» **Short problem**: Write out the entries verbatim and leave the images out of the copy.
+++
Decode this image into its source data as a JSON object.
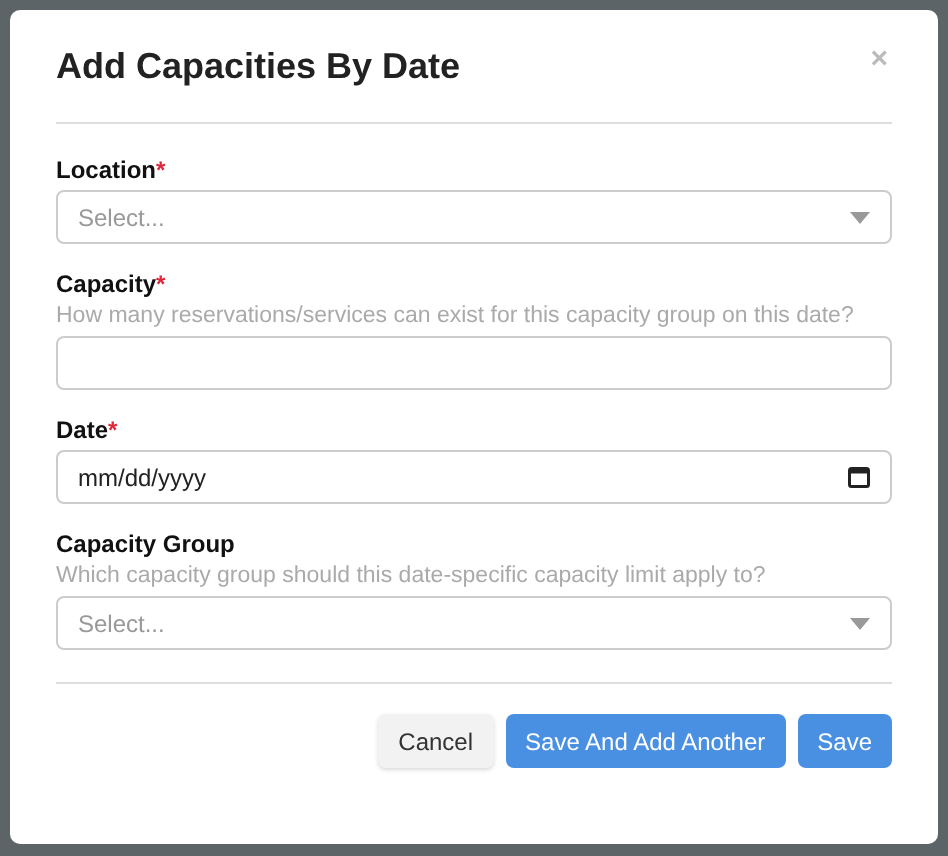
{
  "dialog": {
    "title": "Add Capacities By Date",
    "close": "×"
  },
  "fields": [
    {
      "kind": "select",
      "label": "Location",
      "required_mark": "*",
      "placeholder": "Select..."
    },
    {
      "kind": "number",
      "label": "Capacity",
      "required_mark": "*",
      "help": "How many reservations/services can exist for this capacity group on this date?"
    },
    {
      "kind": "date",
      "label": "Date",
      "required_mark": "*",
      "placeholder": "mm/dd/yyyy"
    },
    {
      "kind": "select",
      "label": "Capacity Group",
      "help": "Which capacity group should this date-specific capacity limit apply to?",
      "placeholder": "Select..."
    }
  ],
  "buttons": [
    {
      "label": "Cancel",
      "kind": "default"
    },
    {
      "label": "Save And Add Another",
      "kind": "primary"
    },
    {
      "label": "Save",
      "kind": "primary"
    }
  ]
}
+++
» **Response to this task**:
Decode this image into its source data as a JSON object.
{
  "dialog": {
    "title": "Add Capacities By Date",
    "close": "×"
  },
  "fields": [
    {
      "kind": "select",
      "label": "Location",
      "required_mark": "*",
      "placeholder": "Select..."
    },
    {
      "kind": "number",
      "label": "Capacity",
      "required_mark": "*",
      "help": "How many reservations/services can exist for this capacity group on this date?"
    },
    {
      "kind": "date",
      "label": "Date",
      "required_mark": "*",
      "placeholder": "mm/dd/yyyy"
    },
    {
      "kind": "select",
      "label": "Capacity Group",
      "help": "Which capacity group should this date-specific capacity limit apply to?",
      "placeholder": "Select..."
    }
  ],
  "buttons": [
    {
      "label": "Cancel",
      "kind": "default"
    },
    {
      "label": "Save And Add Another",
      "kind": "primary"
    },
    {
      "label": "Save",
      "kind": "primary"
    }
  ]
}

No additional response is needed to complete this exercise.